__The exercise__
Go through the material below and copy each line where the word "tamoyili" appears.

START

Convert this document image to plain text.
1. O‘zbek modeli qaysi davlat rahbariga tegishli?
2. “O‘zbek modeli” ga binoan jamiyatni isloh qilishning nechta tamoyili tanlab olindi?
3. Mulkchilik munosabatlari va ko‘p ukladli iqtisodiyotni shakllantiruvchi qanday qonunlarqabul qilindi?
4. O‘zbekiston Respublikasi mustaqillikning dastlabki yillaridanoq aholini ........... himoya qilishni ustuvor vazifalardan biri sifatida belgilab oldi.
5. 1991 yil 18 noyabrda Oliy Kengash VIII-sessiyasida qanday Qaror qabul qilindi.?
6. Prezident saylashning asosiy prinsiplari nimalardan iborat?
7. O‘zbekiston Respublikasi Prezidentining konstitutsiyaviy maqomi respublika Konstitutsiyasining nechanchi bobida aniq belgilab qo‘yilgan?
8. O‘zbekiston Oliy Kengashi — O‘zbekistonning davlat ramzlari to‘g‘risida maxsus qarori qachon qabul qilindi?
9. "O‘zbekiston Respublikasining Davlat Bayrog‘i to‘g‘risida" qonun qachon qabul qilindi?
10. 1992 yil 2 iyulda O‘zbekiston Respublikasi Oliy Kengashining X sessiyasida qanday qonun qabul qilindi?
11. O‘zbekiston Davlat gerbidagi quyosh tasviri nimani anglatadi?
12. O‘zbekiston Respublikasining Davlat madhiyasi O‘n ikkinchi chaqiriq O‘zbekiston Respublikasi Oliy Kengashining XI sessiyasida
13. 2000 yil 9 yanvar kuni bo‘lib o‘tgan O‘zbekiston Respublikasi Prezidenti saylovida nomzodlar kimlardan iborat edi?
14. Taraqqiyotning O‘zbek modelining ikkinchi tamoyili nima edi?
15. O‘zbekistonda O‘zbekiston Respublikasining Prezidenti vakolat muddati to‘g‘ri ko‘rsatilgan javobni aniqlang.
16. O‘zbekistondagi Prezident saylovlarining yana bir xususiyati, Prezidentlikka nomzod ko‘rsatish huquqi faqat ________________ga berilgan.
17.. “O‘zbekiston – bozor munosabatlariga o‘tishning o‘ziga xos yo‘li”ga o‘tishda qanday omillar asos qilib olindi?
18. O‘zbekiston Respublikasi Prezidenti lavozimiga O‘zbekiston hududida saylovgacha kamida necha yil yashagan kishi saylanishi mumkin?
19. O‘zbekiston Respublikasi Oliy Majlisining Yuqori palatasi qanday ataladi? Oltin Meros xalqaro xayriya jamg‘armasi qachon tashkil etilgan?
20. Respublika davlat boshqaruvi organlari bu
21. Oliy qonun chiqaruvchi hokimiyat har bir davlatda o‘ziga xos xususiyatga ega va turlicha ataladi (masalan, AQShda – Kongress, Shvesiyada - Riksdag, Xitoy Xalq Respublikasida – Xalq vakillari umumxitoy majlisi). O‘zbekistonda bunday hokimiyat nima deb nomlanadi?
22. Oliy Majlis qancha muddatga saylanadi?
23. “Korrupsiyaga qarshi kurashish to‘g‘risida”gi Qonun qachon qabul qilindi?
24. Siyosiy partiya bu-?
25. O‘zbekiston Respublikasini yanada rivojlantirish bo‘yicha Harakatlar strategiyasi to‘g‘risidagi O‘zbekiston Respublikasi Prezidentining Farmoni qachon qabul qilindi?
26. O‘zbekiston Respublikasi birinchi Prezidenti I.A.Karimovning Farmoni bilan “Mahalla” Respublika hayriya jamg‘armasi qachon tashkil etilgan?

END

__Output for this task__
2. “O‘zbek modeli” ga binoan jamiyatni isloh qilishning nechta tamoyili tanlab olindi?
14. Taraqqiyotning O‘zbek modelining ikkinchi tamoyili nima edi?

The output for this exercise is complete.